** AIM **
Rewrite the data below as a JSON list of strings, starting at its first line and ending at the line that contains "Text: CALIF.: CALIF. xyxy=(132,366,165,376)", with both of those lines included. Use one string per line and leave out any blank lines.

::::

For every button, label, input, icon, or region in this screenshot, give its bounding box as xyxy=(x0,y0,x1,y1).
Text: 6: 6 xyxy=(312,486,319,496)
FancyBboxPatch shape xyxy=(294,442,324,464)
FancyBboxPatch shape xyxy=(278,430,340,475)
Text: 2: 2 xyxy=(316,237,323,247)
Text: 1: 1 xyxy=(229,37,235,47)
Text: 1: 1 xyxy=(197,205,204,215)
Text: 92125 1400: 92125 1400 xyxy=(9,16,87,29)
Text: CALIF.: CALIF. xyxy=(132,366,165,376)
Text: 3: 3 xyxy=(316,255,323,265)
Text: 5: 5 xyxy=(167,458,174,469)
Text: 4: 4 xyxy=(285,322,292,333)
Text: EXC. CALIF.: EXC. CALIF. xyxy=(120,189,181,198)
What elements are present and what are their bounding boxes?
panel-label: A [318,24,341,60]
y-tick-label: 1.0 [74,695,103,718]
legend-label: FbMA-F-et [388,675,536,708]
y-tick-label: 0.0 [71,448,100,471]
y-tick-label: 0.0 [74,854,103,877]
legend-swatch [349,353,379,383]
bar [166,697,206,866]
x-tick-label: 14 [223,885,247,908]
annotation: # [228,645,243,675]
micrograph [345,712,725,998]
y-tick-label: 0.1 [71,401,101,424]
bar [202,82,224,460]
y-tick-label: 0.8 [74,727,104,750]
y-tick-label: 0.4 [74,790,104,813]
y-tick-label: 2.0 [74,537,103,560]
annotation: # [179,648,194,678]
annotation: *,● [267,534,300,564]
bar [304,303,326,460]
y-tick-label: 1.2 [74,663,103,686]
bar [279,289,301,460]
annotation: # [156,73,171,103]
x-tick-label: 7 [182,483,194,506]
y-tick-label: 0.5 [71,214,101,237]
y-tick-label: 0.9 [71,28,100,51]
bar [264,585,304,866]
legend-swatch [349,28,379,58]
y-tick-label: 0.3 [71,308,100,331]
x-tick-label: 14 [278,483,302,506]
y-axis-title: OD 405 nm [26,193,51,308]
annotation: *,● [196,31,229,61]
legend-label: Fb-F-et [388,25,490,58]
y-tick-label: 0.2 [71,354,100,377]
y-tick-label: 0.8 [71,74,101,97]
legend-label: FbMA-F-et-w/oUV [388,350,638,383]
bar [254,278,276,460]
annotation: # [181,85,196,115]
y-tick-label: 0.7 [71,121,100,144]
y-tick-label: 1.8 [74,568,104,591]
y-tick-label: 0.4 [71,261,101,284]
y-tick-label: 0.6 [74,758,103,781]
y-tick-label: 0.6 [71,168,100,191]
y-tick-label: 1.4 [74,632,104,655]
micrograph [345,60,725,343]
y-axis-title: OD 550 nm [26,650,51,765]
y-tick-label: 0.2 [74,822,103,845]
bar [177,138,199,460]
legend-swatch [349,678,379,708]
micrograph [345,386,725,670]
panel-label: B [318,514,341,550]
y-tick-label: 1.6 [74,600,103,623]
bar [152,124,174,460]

::::

** SOLUTION **
[
  "For every button, label, input, icon, or region in this screenshot, give its bounding box as xyxy=(x0,y0,x1,y1).",
  "Text: 6: 6 xyxy=(312,486,319,496)",
  "FancyBboxPatch shape xyxy=(294,442,324,464)",
  "FancyBboxPatch shape xyxy=(278,430,340,475)",
  "Text: 2: 2 xyxy=(316,237,323,247)",
  "Text: 1: 1 xyxy=(229,37,235,47)",
  "Text: 1: 1 xyxy=(197,205,204,215)",
  "Text: 92125 1400: 92125 1400 xyxy=(9,16,87,29)",
  "Text: CALIF.: CALIF. xyxy=(132,366,165,376)"
]